### What is being asked
Here are some records; return them all exactly.

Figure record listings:
□ □ □ □ □ □ □

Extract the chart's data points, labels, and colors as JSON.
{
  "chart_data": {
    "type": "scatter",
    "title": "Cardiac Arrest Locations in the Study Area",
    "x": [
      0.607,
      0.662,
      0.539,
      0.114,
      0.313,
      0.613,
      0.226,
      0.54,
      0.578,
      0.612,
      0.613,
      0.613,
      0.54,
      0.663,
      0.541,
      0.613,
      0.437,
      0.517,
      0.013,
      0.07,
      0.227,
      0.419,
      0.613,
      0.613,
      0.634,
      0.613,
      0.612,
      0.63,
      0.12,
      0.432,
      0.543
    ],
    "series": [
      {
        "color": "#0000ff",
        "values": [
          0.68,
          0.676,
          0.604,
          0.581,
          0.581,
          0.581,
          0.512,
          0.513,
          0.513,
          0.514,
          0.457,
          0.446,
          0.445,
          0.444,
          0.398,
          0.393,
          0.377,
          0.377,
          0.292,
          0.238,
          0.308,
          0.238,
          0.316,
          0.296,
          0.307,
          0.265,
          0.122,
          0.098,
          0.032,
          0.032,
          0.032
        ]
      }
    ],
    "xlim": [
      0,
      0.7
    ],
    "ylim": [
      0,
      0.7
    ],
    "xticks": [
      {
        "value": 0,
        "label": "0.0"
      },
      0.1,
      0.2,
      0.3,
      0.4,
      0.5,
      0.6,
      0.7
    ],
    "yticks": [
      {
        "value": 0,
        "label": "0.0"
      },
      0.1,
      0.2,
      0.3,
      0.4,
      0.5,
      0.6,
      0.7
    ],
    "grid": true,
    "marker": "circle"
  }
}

□ □ □ □ □ □ □

### Exercise solution
Extract the chart's data points, labels, and colors as JSON.
{
  "chart_data": {
    "type": "scatter",
    "title": "Cardiac Arrest Locations in the Study Area",
    "x": [
      0.607,
      0.662,
      0.539,
      0.114,
      0.313,
      0.613,
      0.226,
      0.54,
      0.578,
      0.612,
      0.613,
      0.613,
      0.54,
      0.663,
      0.541,
      0.613,
      0.437,
      0.517,
      0.013,
      0.07,
      0.227,
      0.419,
      0.613,
      0.613,
      0.634,
      0.613,
      0.612,
      0.63,
      0.12,
      0.432,
      0.543
    ],
    "series": [
      {
        "color": "#0000ff",
        "values": [
          0.68,
          0.676,
          0.604,
          0.581,
          0.581,
          0.581,
          0.512,
          0.513,
          0.513,
          0.514,
          0.457,
          0.446,
          0.445,
          0.444,
          0.398,
          0.393,
          0.377,
          0.377,
          0.292,
          0.238,
          0.308,
          0.238,
          0.316,
          0.296,
          0.307,
          0.265,
          0.122,
          0.098,
          0.032,
          0.032,
          0.032
        ]
      }
    ],
    "xlim": [
      0,
      0.7
    ],
    "ylim": [
      0,
      0.7
    ],
    "xticks": [
      {
        "value": 0,
        "label": "0.0"
      },
      0.1,
      0.2,
      0.3,
      0.4,
      0.5,
      0.6,
      0.7
    ],
    "yticks": [
      {
        "value": 0,
        "label": "0.0"
      },
      0.1,
      0.2,
      0.3,
      0.4,
      0.5,
      0.6,
      0.7
    ],
    "grid": true,
    "marker": "circle"
  }
}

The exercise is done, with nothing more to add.